● **DATA TO USE**:
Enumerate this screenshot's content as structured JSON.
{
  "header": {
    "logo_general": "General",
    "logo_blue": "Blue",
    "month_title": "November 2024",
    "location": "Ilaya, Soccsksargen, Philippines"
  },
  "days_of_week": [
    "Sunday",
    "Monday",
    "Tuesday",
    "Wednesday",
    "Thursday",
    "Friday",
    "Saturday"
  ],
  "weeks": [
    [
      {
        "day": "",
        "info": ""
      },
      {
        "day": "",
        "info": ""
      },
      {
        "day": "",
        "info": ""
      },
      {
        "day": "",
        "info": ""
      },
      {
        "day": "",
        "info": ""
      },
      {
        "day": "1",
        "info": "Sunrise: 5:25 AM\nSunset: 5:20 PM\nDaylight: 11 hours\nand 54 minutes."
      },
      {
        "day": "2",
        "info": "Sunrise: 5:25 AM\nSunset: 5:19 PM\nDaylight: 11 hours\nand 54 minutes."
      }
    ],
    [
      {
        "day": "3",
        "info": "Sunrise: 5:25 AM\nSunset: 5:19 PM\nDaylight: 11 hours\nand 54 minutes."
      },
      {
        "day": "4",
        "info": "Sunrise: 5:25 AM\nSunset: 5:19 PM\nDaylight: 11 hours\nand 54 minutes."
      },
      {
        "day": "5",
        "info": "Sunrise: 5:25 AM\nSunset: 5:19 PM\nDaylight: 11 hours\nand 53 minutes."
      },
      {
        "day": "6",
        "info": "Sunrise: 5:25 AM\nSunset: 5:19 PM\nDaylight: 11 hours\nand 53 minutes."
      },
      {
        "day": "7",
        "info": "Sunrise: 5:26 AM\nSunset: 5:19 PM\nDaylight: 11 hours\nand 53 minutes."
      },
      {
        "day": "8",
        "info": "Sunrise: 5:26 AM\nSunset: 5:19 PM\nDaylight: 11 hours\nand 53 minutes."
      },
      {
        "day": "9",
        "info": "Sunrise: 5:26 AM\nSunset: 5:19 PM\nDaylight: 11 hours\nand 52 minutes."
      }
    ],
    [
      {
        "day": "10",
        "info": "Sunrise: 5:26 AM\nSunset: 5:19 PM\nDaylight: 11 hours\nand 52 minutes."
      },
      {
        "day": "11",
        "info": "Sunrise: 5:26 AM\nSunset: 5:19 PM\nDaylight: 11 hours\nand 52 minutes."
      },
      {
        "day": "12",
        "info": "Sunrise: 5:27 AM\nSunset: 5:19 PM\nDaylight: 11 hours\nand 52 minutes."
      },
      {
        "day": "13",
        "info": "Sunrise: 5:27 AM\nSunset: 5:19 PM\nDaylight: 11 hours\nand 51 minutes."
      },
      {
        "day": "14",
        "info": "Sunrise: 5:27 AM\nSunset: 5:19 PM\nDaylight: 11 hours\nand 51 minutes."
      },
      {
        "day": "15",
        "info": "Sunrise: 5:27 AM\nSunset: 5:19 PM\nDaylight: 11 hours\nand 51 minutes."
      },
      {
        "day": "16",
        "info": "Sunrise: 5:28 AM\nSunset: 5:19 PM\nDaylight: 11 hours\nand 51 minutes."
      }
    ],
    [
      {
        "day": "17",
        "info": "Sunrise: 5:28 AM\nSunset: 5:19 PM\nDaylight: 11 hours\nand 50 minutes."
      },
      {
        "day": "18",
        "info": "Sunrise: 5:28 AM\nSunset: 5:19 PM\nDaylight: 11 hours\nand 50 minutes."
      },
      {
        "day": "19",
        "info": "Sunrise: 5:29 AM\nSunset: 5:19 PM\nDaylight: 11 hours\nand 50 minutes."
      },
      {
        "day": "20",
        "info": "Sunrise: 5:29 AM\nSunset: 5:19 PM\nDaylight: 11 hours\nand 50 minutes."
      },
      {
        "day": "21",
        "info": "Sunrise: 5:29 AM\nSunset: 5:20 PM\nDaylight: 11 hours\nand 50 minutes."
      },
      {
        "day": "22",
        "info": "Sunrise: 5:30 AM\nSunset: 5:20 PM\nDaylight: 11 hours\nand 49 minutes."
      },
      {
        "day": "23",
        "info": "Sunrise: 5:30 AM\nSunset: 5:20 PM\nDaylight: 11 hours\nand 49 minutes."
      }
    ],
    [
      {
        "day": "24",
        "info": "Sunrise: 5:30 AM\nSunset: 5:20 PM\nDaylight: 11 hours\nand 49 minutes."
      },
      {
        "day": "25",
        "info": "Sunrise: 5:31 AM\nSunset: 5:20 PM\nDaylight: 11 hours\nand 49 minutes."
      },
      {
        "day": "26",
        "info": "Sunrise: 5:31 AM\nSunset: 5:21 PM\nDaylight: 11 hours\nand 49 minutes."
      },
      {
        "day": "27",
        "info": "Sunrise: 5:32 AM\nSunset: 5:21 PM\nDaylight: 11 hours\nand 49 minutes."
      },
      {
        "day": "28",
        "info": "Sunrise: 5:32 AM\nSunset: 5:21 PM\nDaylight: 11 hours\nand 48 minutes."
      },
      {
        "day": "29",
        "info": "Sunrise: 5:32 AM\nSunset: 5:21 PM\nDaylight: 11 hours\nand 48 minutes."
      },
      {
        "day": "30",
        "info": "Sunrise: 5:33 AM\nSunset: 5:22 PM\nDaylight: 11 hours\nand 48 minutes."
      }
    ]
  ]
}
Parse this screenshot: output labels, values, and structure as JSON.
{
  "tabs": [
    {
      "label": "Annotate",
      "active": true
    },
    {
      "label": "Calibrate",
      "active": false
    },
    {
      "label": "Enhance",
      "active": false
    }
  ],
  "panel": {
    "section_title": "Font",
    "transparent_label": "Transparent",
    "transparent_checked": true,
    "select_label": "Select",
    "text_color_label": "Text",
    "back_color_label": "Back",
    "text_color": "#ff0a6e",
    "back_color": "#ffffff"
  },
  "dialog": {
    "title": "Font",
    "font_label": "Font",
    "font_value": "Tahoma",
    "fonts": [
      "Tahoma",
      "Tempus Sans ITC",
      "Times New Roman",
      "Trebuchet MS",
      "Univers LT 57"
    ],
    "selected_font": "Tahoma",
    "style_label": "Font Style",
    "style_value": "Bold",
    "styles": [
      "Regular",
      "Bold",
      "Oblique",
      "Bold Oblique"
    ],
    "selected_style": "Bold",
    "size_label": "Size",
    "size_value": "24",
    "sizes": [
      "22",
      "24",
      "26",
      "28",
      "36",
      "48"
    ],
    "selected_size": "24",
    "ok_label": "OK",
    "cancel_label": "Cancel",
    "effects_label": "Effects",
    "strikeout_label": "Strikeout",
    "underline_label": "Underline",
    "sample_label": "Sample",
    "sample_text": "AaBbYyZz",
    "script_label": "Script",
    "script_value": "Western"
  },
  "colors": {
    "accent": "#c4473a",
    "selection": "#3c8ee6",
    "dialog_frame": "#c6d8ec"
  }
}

● **WHAT YOU HAVE TO DO**: Write out the full listing exactly as given.

● **TASK ANSWER**:
Enumerate this screenshot's content as structured JSON.
{
  "header": {
    "logo_general": "General",
    "logo_blue": "Blue",
    "month_title": "November 2024",
    "location": "Ilaya, Soccsksargen, Philippines"
  },
  "days_of_week": [
    "Sunday",
    "Monday",
    "Tuesday",
    "Wednesday",
    "Thursday",
    "Friday",
    "Saturday"
  ],
  "weeks": [
    [
      {
        "day": "",
        "info": ""
      },
      {
        "day": "",
        "info": ""
      },
      {
        "day": "",
        "info": ""
      },
      {
        "day": "",
        "info": ""
      },
      {
        "day": "",
        "info": ""
      },
      {
        "day": "1",
        "info": "Sunrise: 5:25 AM\nSunset: 5:20 PM\nDaylight: 11 hours\nand 54 minutes."
      },
      {
        "day": "2",
        "info": "Sunrise: 5:25 AM\nSunset: 5:19 PM\nDaylight: 11 hours\nand 54 minutes."
      }
    ],
    [
      {
        "day": "3",
        "info": "Sunrise: 5:25 AM\nSunset: 5:19 PM\nDaylight: 11 hours\nand 54 minutes."
      },
      {
        "day": "4",
        "info": "Sunrise: 5:25 AM\nSunset: 5:19 PM\nDaylight: 11 hours\nand 54 minutes."
      },
      {
        "day": "5",
        "info": "Sunrise: 5:25 AM\nSunset: 5:19 PM\nDaylight: 11 hours\nand 53 minutes."
      },
      {
        "day": "6",
        "info": "Sunrise: 5:25 AM\nSunset: 5:19 PM\nDaylight: 11 hours\nand 53 minutes."
      },
      {
        "day": "7",
        "info": "Sunrise: 5:26 AM\nSunset: 5:19 PM\nDaylight: 11 hours\nand 53 minutes."
      },
      {
        "day": "8",
        "info": "Sunrise: 5:26 AM\nSunset: 5:19 PM\nDaylight: 11 hours\nand 53 minutes."
      },
      {
        "day": "9",
        "info": "Sunrise: 5:26 AM\nSunset: 5:19 PM\nDaylight: 11 hours\nand 52 minutes."
      }
    ],
    [
      {
        "day": "10",
        "info": "Sunrise: 5:26 AM\nSunset: 5:19 PM\nDaylight: 11 hours\nand 52 minutes."
      },
      {
        "day": "11",
        "info": "Sunrise: 5:26 AM\nSunset: 5:19 PM\nDaylight: 11 hours\nand 52 minutes."
      },
      {
        "day": "12",
        "info": "Sunrise: 5:27 AM\nSunset: 5:19 PM\nDaylight: 11 hours\nand 52 minutes."
      },
      {
        "day": "13",
        "info": "Sunrise: 5:27 AM\nSunset: 5:19 PM\nDaylight: 11 hours\nand 51 minutes."
      },
      {
        "day": "14",
        "info": "Sunrise: 5:27 AM\nSunset: 5:19 PM\nDaylight: 11 hours\nand 51 minutes."
      },
      {
        "day": "15",
        "info": "Sunrise: 5:27 AM\nSunset: 5:19 PM\nDaylight: 11 hours\nand 51 minutes."
      },
      {
        "day": "16",
        "info": "Sunrise: 5:28 AM\nSunset: 5:19 PM\nDaylight: 11 hours\nand 51 minutes."
      }
    ],
    [
      {
        "day": "17",
        "info": "Sunrise: 5:28 AM\nSunset: 5:19 PM\nDaylight: 11 hours\nand 50 minutes."
      },
      {
        "day": "18",
        "info": "Sunrise: 5:28 AM\nSunset: 5:19 PM\nDaylight: 11 hours\nand 50 minutes."
      },
      {
        "day": "19",
        "info": "Sunrise: 5:29 AM\nSunset: 5:19 PM\nDaylight: 11 hours\nand 50 minutes."
      },
      {
        "day": "20",
        "info": "Sunrise: 5:29 AM\nSunset: 5:19 PM\nDaylight: 11 hours\nand 50 minutes."
      },
      {
        "day": "21",
        "info": "Sunrise: 5:29 AM\nSunset: 5:20 PM\nDaylight: 11 hours\nand 50 minutes."
      },
      {
        "day": "22",
        "info": "Sunrise: 5:30 AM\nSunset: 5:20 PM\nDaylight: 11 hours\nand 49 minutes."
      },
      {
        "day": "23",
        "info": "Sunrise: 5:30 AM\nSunset: 5:20 PM\nDaylight: 11 hours\nand 49 minutes."
      }
    ],
    [
      {
        "day": "24",
        "info": "Sunrise: 5:30 AM\nSunset: 5:20 PM\nDaylight: 11 hours\nand 49 minutes."
      },
      {
        "day": "25",
        "info": "Sunrise: 5:31 AM\nSunset: 5:20 PM\nDaylight: 11 hours\nand 49 minutes."
      },
      {
        "day": "26",
        "info": "Sunrise: 5:31 AM\nSunset: 5:21 PM\nDaylight: 11 hours\nand 49 minutes."
      },
      {
        "day": "27",
        "info": "Sunrise: 5:32 AM\nSunset: 5:21 PM\nDaylight: 11 hours\nand 49 minutes."
      },
      {
        "day": "28",
        "info": "Sunrise: 5:32 AM\nSunset: 5:21 PM\nDaylight: 11 hours\nand 48 minutes."
      },
      {
        "day": "29",
        "info": "Sunrise: 5:32 AM\nSunset: 5:21 PM\nDaylight: 11 hours\nand 48 minutes."
      },
      {
        "day": "30",
        "info": "Sunrise: 5:33 AM\nSunset: 5:22 PM\nDaylight: 11 hours\nand 48 minutes."
      }
    ]
  ]
}
Parse this screenshot: output labels, values, and structure as JSON.
{
  "tabs": [
    {
      "label": "Annotate",
      "active": true
    },
    {
      "label": "Calibrate",
      "active": false
    },
    {
      "label": "Enhance",
      "active": false
    }
  ],
  "panel": {
    "section_title": "Font",
    "transparent_label": "Transparent",
    "transparent_checked": true,
    "select_label": "Select",
    "text_color_label": "Text",
    "back_color_label": "Back",
    "text_color": "#ff0a6e",
    "back_color": "#ffffff"
  },
  "dialog": {
    "title": "Font",
    "font_label": "Font",
    "font_value": "Tahoma",
    "fonts": [
      "Tahoma",
      "Tempus Sans ITC",
      "Times New Roman",
      "Trebuchet MS",
      "Univers LT 57"
    ],
    "selected_font": "Tahoma",
    "style_label": "Font Style",
    "style_value": "Bold",
    "styles": [
      "Regular",
      "Bold",
      "Oblique",
      "Bold Oblique"
    ],
    "selected_style": "Bold",
    "size_label": "Size",
    "size_value": "24",
    "sizes": [
      "22",
      "24",
      "26",
      "28",
      "36",
      "48"
    ],
    "selected_size": "24",
    "ok_label": "OK",
    "cancel_label": "Cancel",
    "effects_label": "Effects",
    "strikeout_label": "Strikeout",
    "underline_label": "Underline",
    "sample_label": "Sample",
    "sample_text": "AaBbYyZz",
    "script_label": "Script",
    "script_value": "Western"
  },
  "colors": {
    "accent": "#c4473a",
    "selection": "#3c8ee6",
    "dialog_frame": "#c6d8ec"
  }
}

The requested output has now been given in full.